### Data entries
####################
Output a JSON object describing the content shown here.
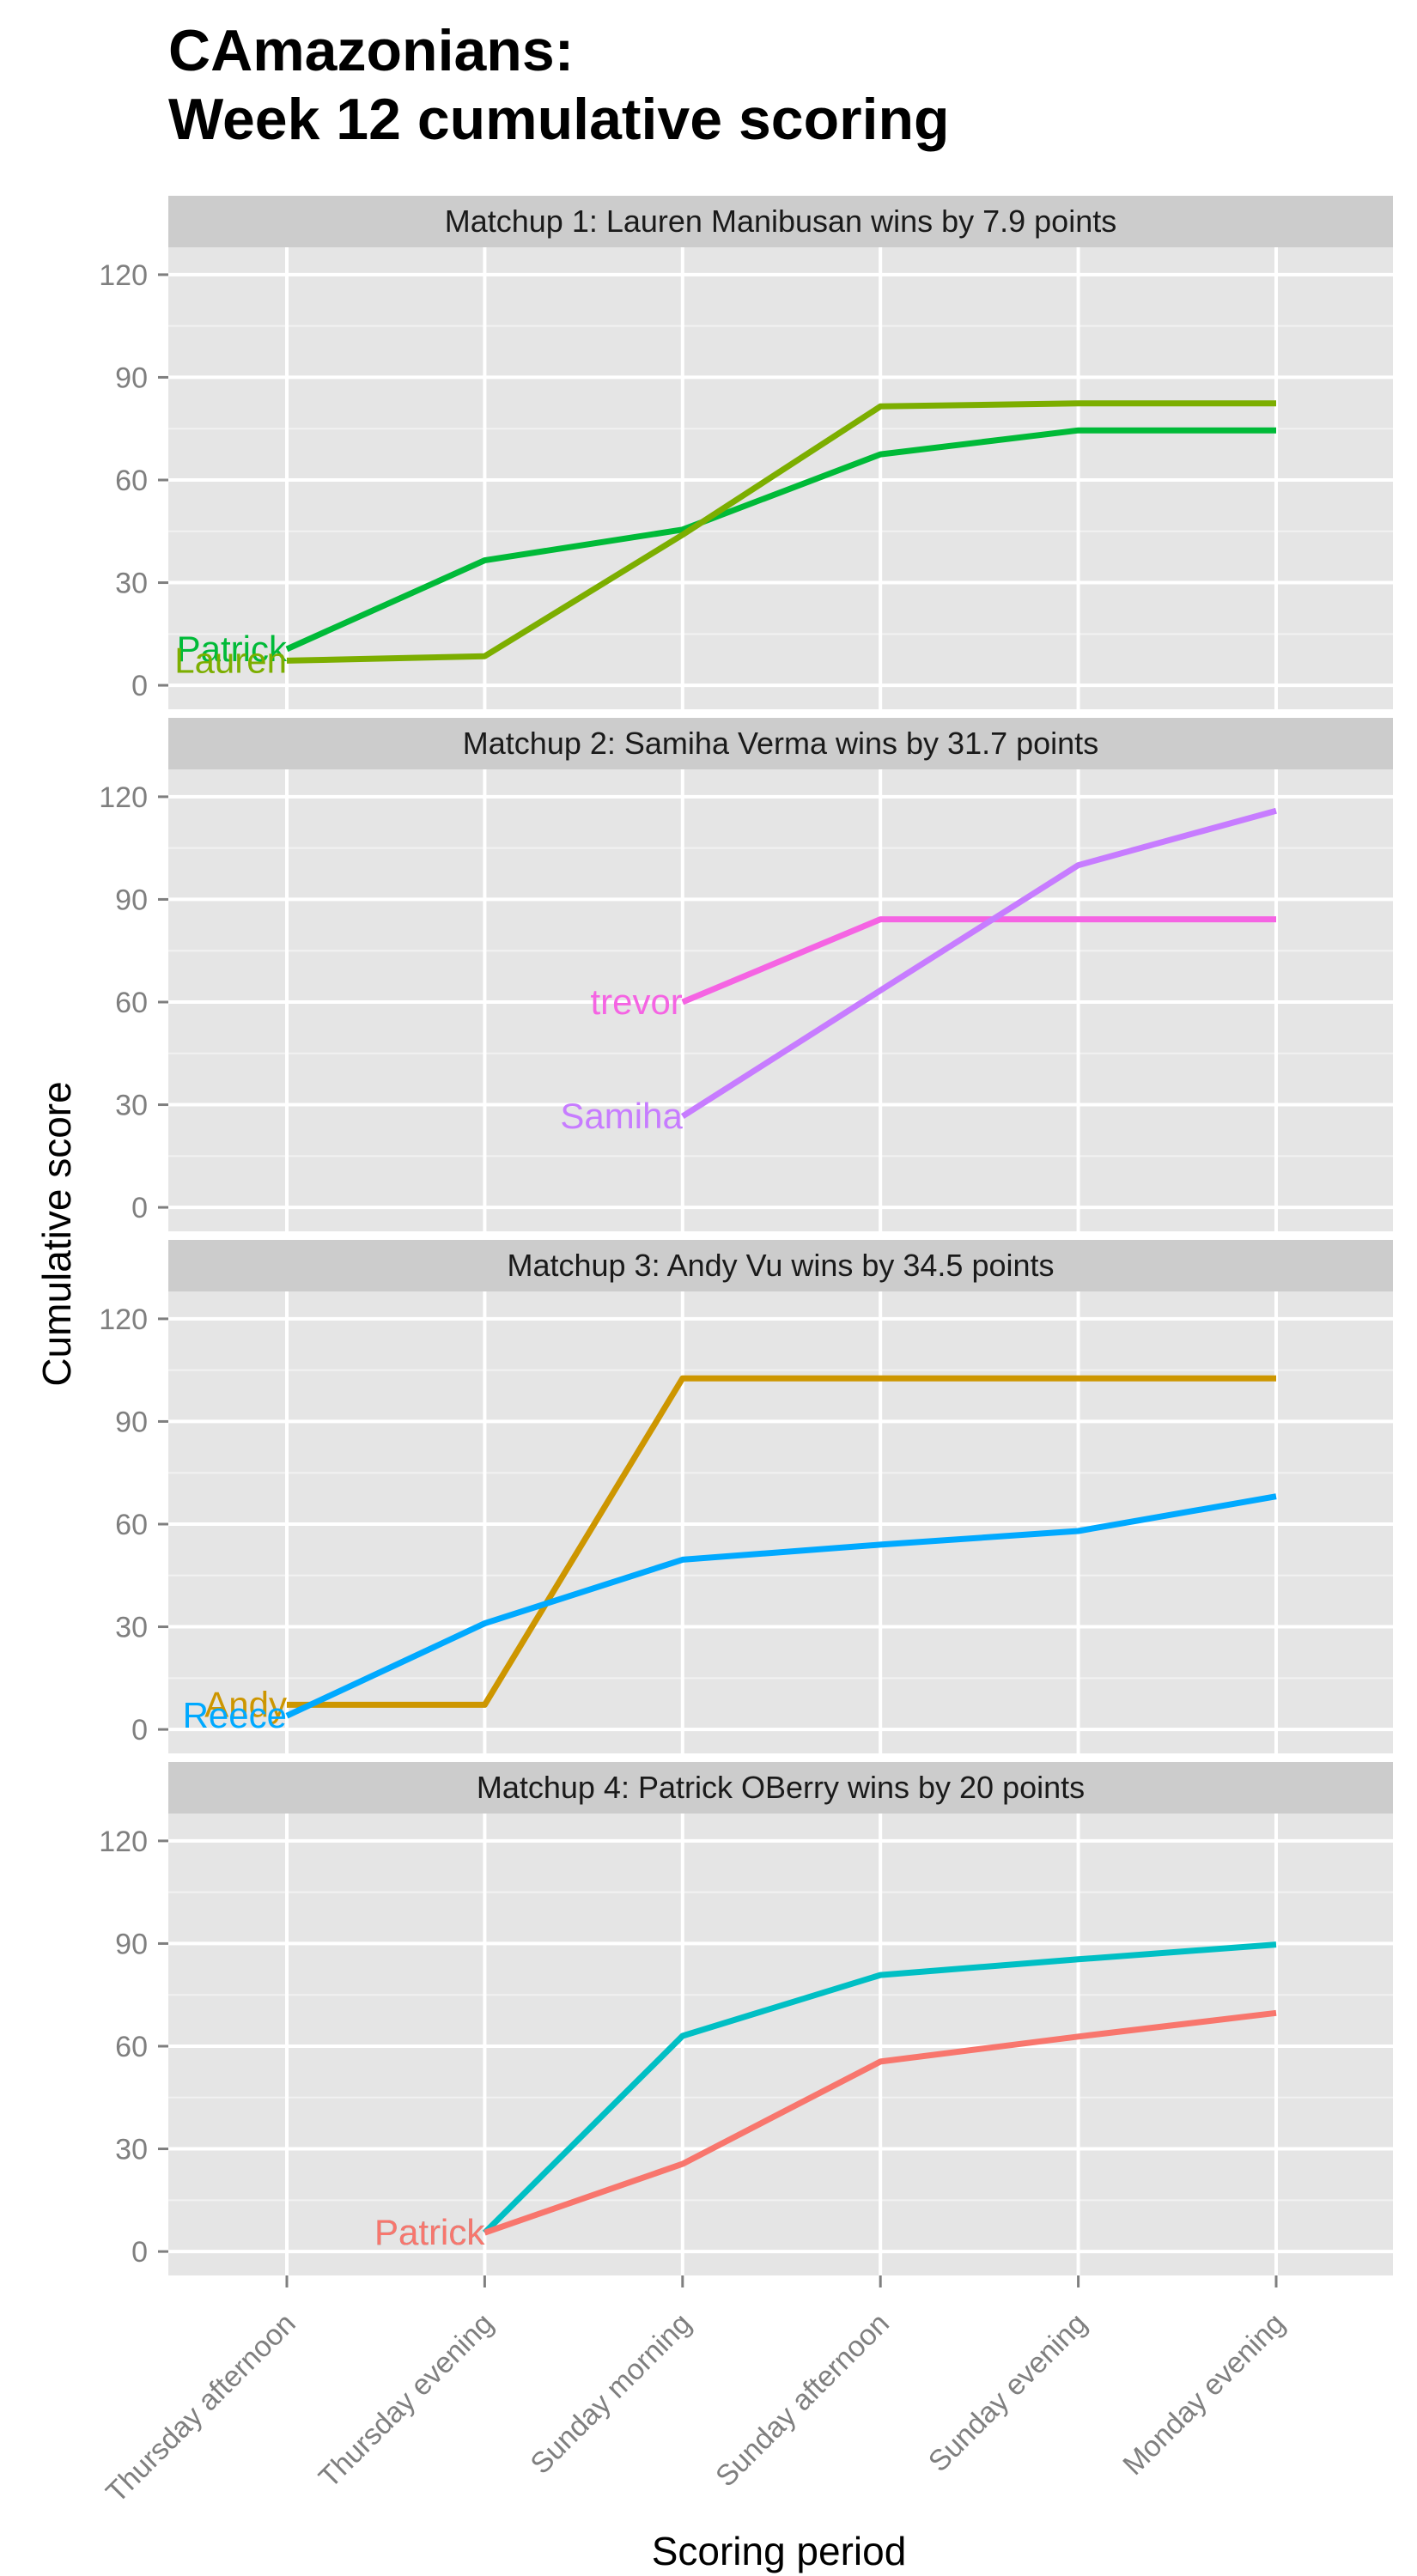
{
  "title_line1": "CAmazonians:",
  "title_line2": "Week 12 cumulative scoring",
  "chart_data": {
    "type": "line",
    "xlabel": "Scoring period",
    "ylabel": "Cumulative score",
    "x": [
      "Thursday afternoon",
      "Thursday evening",
      "Sunday morning",
      "Sunday afternoon",
      "Sunday evening",
      "Monday evening"
    ],
    "ylim": [
      -7,
      128
    ],
    "yticks": [
      0,
      30,
      60,
      90,
      120
    ],
    "grid": true,
    "legend": "none (series labelled at line start)",
    "facets": [
      {
        "title": "Matchup 1: Lauren Manibusan wins by 7.9 points",
        "series": [
          {
            "name": "Patrick",
            "color": "#00BA38",
            "values": [
              10.6,
              36.5,
              45.5,
              67.5,
              74.5,
              74.5
            ]
          },
          {
            "name": "Lauren",
            "color": "#7CAE00",
            "values": [
              7.2,
              8.5,
              44,
              81.5,
              82.4,
              82.4
            ]
          }
        ]
      },
      {
        "title": "Matchup 2: Samiha Verma wins by 31.7 points",
        "series": [
          {
            "name": "trevor",
            "color": "#F564E3",
            "values": [
              null,
              null,
              60,
              84.2,
              84.2,
              84.2
            ]
          },
          {
            "name": "Samiha",
            "color": "#C77CFF",
            "values": [
              null,
              null,
              26.6,
              63.4,
              100,
              115.9
            ]
          }
        ]
      },
      {
        "title": "Matchup 3: Andy Vu wins by 34.5 points",
        "series": [
          {
            "name": "Andy",
            "color": "#CD9600",
            "values": [
              7.2,
              7.2,
              102.6,
              102.6,
              102.6,
              102.6
            ]
          },
          {
            "name": "Reece",
            "color": "#00A9FF",
            "values": [
              4,
              31,
              49.6,
              54,
              58,
              68.1
            ]
          }
        ]
      },
      {
        "title": "Matchup 4: Patrick OBerry wins by 20 points",
        "series": [
          {
            "name": "Patrick",
            "color": "#00BFC4",
            "values": [
              null,
              5.5,
              63,
              80.8,
              85.4,
              89.7
            ]
          },
          {
            "name": "Patrick",
            "color": "#F8766D",
            "values": [
              null,
              5.5,
              25.6,
              55.5,
              62.8,
              69.7
            ]
          }
        ]
      }
    ]
  }
}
####################
### Description of the task
From the listing above, pick out each line where the word "evening" appears.

### Task solution
      "Thursday evening",
      "Sunday evening",
      "Monday evening"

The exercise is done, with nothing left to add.